Exercise brief
State how many lines of the listing below include the word "rest". Give only the number.

** start Data for the task **

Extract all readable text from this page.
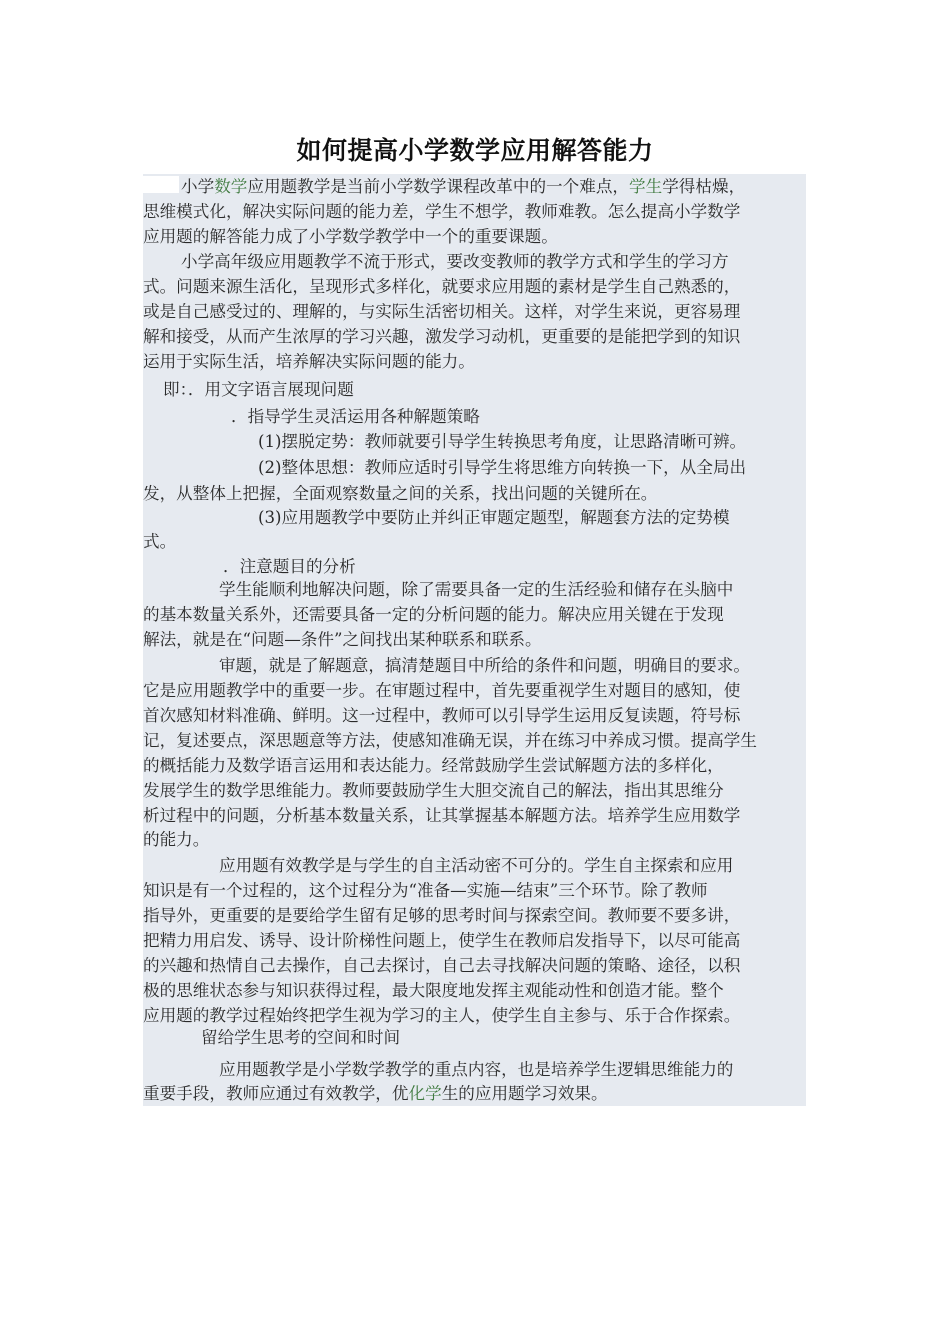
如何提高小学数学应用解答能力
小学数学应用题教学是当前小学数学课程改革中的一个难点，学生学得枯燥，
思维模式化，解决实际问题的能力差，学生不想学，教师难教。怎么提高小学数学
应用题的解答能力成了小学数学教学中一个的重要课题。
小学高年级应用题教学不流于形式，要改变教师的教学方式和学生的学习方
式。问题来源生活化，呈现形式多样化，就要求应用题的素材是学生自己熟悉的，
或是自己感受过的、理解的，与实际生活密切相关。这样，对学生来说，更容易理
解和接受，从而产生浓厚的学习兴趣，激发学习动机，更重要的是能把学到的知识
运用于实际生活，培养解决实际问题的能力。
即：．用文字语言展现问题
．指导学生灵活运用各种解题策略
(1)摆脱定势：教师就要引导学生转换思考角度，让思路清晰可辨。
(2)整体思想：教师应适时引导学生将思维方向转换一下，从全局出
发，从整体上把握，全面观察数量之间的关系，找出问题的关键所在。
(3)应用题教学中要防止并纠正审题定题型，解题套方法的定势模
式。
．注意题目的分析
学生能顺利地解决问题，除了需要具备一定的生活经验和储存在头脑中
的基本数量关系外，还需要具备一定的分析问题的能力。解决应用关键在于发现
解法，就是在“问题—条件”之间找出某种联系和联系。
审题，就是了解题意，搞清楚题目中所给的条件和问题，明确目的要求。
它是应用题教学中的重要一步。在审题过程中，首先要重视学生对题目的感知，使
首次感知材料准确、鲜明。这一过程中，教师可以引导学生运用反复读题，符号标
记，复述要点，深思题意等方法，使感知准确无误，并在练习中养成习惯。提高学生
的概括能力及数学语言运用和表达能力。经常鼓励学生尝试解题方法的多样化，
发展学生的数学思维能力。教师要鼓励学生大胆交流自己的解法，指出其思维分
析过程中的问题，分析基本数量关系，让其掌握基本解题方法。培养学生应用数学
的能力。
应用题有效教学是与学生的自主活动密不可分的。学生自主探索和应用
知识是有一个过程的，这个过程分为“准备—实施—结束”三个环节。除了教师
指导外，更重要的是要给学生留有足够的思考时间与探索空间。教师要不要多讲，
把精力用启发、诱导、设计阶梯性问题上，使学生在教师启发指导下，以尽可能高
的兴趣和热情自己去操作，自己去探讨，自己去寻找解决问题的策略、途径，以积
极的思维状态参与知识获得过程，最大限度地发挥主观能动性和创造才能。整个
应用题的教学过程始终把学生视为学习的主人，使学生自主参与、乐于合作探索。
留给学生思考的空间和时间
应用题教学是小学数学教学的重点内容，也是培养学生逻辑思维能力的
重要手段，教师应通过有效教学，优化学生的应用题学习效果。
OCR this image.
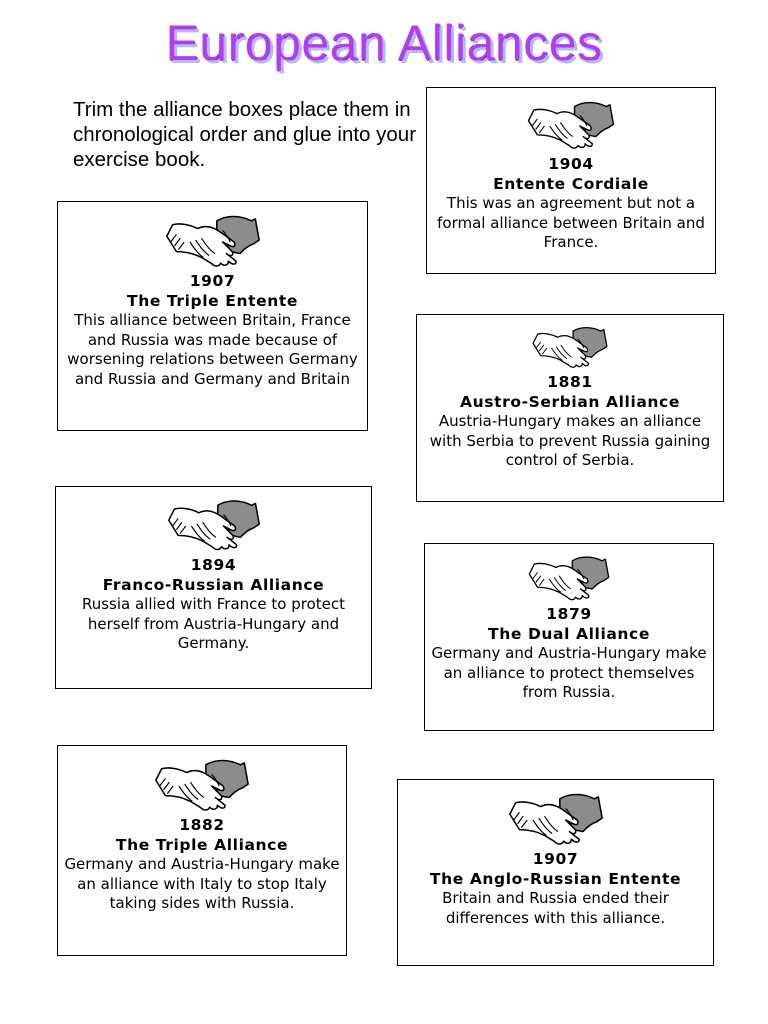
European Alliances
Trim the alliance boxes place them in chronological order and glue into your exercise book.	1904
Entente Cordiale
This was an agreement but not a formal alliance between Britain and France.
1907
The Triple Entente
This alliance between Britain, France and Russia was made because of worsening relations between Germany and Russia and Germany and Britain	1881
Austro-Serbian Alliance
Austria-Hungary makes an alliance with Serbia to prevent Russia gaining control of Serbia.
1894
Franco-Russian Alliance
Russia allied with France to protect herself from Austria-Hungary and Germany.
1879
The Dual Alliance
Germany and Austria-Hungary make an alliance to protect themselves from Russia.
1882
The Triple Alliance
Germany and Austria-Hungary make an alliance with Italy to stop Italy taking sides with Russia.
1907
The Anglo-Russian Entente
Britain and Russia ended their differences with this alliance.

** end Data for the task **
** start Data for the task **

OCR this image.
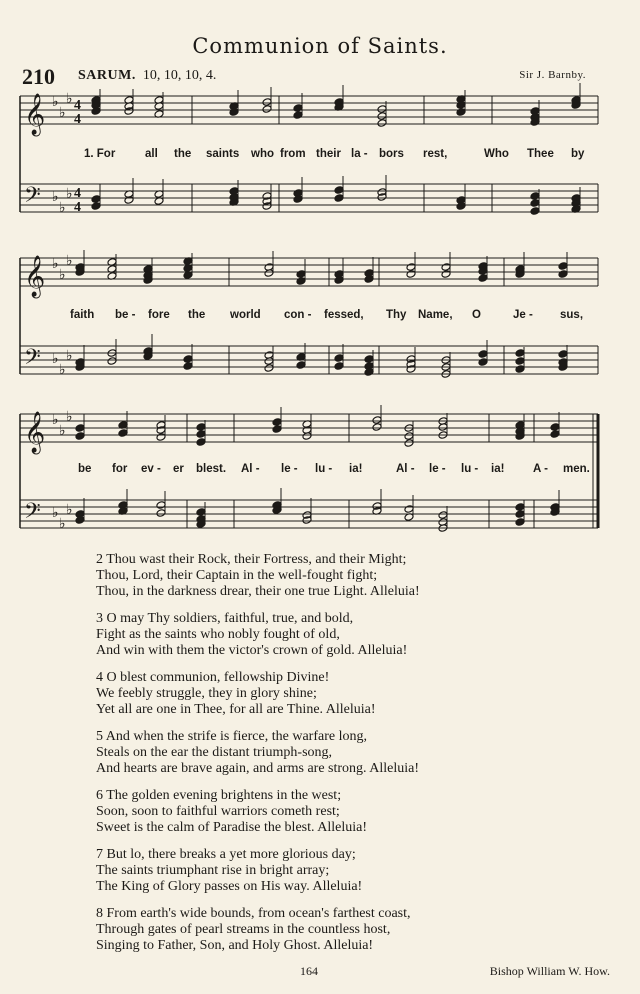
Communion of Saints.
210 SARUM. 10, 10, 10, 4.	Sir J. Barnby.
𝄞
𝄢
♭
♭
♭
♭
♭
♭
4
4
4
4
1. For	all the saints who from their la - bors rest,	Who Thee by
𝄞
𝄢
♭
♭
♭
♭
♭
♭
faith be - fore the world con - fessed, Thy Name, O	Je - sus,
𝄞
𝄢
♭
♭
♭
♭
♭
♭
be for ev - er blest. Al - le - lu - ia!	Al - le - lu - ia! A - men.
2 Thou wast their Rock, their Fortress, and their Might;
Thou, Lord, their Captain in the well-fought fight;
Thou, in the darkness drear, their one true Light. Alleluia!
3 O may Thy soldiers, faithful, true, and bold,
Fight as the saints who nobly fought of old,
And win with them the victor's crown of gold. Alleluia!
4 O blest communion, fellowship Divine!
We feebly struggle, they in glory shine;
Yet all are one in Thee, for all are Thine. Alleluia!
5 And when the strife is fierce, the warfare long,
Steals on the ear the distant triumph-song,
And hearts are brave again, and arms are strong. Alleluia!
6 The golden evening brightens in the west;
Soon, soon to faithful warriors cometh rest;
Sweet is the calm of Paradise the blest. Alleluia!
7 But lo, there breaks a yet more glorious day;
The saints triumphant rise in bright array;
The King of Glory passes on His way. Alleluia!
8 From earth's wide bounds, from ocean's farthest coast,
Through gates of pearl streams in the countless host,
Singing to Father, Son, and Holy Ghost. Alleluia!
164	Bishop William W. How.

** end Data for the task **

Answer to this task
2